REQUIRED WORK – Drop the images; return everything else in the listing below exactly.

Dataset rows
┄┄┄┄┄┄┄┄┄┄

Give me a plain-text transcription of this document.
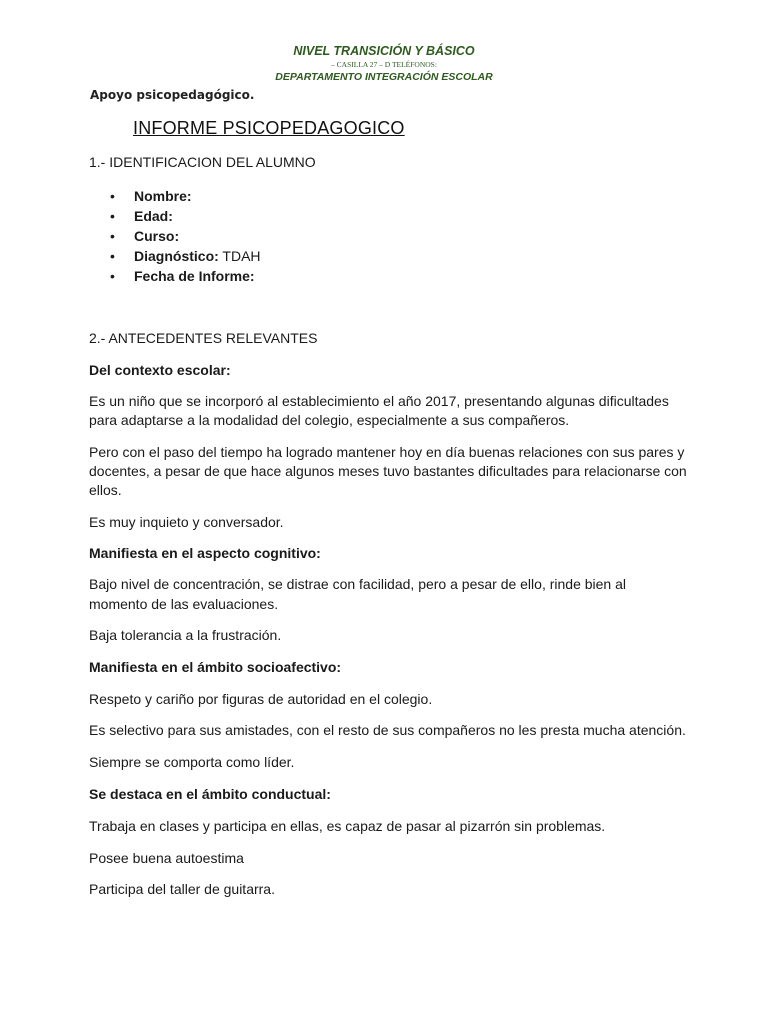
NIVEL TRANSICIÓN Y BÁSICO
– CASILLA 27 – D TELÉFONOS:
DEPARTAMENTO INTEGRACIÓN ESCOLAR
Apoyo psicopedagógico.
INFORME PSICOPEDAGOGICO
1.- IDENTIFICACION DEL ALUMNO
• Nombre:
• Edad:
• Curso:
• Diagnóstico: TDAH
• Fecha de Informe:
2.- ANTECEDENTES RELEVANTES
Del contexto escolar:
Es un niño que se incorporó al establecimiento el año 2017, presentando algunas dificultades
para adaptarse a la modalidad del colegio, especialmente a sus compañeros.
Pero con el paso del tiempo ha logrado mantener hoy en día buenas relaciones con sus pares y
docentes, a pesar de que hace algunos meses tuvo bastantes dificultades para relacionarse con
ellos.
Es muy inquieto y conversador.
Manifiesta en el aspecto cognitivo:
Bajo nivel de concentración, se distrae con facilidad, pero a pesar de ello, rinde bien al
momento de las evaluaciones.
Baja tolerancia a la frustración.
Manifiesta en el ámbito socioafectivo:
Respeto y cariño por figuras de autoridad en el colegio.
Es selectivo para sus amistades, con el resto de sus compañeros no les presta mucha atención.
Siempre se comporta como líder.
Se destaca en el ámbito conductual:
Trabaja en clases y participa en ellas, es capaz de pasar al pizarrón sin problemas.
Posee buena autoestima
Participa del taller de guitarra.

┄┄┄┄┄┄┄┄┄┄

OUTPUT FOR THIS TASK –
Give me a plain-text transcription of this document.
NIVEL TRANSICIÓN Y BÁSICO
– CASILLA 27 – D TELÉFONOS:
DEPARTAMENTO INTEGRACIÓN ESCOLAR
Apoyo psicopedagógico.
INFORME PSICOPEDAGOGICO
1.- IDENTIFICACION DEL ALUMNO
• Nombre:
• Edad:
• Curso:
• Diagnóstico: TDAH
• Fecha de Informe:
2.- ANTECEDENTES RELEVANTES
Del contexto escolar:
Es un niño que se incorporó al establecimiento el año 2017, presentando algunas dificultades
para adaptarse a la modalidad del colegio, especialmente a sus compañeros.
Pero con el paso del tiempo ha logrado mantener hoy en día buenas relaciones con sus pares y
docentes, a pesar de que hace algunos meses tuvo bastantes dificultades para relacionarse con
ellos.
Es muy inquieto y conversador.
Manifiesta en el aspecto cognitivo:
Bajo nivel de concentración, se distrae con facilidad, pero a pesar de ello, rinde bien al
momento de las evaluaciones.
Baja tolerancia a la frustración.
Manifiesta en el ámbito socioafectivo:
Respeto y cariño por figuras de autoridad en el colegio.
Es selectivo para sus amistades, con el resto de sus compañeros no les presta mucha atención.
Siempre se comporta como líder.
Se destaca en el ámbito conductual:
Trabaja en clases y participa en ellas, es capaz de pasar al pizarrón sin problemas.
Posee buena autoestima
Participa del taller de guitarra.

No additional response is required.